-- BEGIN Listed records --

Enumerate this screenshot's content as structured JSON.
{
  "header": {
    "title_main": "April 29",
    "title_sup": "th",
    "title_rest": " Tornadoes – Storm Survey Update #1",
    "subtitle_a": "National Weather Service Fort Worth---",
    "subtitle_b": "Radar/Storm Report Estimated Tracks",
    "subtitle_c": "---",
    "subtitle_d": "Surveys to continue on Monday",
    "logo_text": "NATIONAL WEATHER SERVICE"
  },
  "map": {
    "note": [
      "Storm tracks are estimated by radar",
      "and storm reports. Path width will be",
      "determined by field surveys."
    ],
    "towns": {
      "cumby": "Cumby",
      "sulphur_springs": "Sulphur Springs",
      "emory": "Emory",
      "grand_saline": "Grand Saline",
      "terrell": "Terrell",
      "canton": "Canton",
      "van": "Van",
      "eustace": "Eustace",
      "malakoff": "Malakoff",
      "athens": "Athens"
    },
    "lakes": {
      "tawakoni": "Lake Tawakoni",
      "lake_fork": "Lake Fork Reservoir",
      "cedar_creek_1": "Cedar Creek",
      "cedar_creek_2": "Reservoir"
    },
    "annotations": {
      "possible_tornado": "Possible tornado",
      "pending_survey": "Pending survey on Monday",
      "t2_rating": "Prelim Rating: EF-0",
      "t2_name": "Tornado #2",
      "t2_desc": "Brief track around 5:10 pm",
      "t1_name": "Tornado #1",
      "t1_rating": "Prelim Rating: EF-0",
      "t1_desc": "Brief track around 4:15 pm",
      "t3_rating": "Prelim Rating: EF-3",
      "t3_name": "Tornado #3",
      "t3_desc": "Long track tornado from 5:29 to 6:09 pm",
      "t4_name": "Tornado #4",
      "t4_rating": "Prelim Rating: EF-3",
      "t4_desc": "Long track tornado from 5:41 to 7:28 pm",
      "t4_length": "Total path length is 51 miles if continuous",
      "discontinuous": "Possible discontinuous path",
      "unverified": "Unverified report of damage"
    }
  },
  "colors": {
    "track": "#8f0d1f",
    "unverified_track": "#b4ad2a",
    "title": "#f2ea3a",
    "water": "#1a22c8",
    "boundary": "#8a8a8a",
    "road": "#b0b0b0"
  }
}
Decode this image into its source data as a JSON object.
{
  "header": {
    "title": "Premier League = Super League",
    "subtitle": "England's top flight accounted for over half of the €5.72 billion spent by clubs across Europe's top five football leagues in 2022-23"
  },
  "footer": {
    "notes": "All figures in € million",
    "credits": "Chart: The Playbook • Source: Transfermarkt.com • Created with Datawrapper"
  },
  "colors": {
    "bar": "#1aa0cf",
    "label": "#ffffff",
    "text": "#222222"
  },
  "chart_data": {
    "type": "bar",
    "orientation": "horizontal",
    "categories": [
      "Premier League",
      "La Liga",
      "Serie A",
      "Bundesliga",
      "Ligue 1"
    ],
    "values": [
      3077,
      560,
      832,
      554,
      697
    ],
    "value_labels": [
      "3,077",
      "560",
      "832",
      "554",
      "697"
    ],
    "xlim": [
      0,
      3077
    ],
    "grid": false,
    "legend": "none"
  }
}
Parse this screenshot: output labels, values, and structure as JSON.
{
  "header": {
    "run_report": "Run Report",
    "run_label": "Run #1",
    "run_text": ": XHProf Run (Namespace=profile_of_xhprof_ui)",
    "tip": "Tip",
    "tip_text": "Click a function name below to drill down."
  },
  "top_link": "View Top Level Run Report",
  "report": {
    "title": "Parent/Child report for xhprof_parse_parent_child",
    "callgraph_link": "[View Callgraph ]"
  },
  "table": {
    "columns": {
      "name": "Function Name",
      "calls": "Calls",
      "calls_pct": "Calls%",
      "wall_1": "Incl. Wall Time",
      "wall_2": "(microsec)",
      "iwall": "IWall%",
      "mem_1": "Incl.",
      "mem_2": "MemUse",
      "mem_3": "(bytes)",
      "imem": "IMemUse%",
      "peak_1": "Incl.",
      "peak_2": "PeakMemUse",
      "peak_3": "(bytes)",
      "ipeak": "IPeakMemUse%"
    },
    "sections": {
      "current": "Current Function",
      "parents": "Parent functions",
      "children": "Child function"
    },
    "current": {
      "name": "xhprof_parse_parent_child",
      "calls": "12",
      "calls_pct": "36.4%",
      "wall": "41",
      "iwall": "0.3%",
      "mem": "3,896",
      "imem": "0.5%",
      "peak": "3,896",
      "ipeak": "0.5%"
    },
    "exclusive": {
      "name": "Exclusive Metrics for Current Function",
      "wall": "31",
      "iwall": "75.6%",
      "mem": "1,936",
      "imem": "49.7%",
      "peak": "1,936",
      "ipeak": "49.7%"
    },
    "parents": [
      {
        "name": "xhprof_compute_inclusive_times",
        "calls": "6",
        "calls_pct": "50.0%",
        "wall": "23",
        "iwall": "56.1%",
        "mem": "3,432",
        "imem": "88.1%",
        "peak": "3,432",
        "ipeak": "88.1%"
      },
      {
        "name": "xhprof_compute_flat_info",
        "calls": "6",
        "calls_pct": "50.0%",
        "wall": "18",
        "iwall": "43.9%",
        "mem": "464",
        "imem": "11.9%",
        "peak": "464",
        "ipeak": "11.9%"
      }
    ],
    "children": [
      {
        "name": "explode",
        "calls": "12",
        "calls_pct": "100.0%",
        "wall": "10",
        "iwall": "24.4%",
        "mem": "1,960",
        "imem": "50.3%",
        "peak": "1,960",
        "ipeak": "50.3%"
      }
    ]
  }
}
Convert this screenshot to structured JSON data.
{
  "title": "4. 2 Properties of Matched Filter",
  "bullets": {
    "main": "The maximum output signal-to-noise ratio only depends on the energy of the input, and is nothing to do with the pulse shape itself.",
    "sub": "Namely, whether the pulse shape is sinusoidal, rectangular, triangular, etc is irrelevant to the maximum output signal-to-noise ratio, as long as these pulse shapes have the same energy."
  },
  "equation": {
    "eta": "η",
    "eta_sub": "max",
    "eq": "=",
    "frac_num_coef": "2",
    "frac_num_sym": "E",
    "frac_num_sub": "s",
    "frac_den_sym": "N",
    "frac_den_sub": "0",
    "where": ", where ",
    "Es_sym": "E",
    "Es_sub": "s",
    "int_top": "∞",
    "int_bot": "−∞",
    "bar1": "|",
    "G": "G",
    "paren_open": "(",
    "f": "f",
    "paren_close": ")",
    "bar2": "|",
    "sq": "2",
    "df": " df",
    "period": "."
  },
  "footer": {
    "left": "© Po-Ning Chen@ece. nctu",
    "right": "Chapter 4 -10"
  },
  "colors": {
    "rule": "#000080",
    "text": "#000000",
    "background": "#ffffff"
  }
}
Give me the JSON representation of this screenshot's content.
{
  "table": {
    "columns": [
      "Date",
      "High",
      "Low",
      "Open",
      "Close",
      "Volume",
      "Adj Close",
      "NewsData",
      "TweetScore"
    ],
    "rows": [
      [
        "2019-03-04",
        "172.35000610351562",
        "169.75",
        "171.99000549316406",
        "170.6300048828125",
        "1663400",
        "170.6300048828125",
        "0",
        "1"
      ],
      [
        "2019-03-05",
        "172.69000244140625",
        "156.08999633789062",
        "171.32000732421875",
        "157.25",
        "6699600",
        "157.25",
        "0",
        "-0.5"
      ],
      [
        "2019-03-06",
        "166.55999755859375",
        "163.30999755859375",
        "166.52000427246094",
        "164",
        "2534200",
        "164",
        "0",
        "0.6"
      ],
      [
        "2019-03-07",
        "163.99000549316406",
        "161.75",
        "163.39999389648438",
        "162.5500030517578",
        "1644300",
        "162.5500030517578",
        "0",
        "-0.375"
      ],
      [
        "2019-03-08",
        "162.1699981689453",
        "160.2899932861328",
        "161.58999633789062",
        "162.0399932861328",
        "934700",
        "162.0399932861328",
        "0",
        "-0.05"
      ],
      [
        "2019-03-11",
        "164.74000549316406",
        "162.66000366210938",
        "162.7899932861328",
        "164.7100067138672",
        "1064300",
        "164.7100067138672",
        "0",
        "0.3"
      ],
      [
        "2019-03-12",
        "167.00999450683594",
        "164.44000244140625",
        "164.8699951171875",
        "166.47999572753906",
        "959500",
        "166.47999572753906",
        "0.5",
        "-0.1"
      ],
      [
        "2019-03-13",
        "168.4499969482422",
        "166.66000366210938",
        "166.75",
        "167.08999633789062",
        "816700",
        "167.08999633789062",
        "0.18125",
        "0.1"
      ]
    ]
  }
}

-- END Listed records --

Short problem ->
Go through the records and pull out each line that includes the word "Prelim".

Written response ->
      "t2_rating": "Prelim Rating: EF-0",
      "t1_rating": "Prelim Rating: EF-0",
      "t3_rating": "Prelim Rating: EF-3",
      "t4_rating": "Prelim Rating: EF-3",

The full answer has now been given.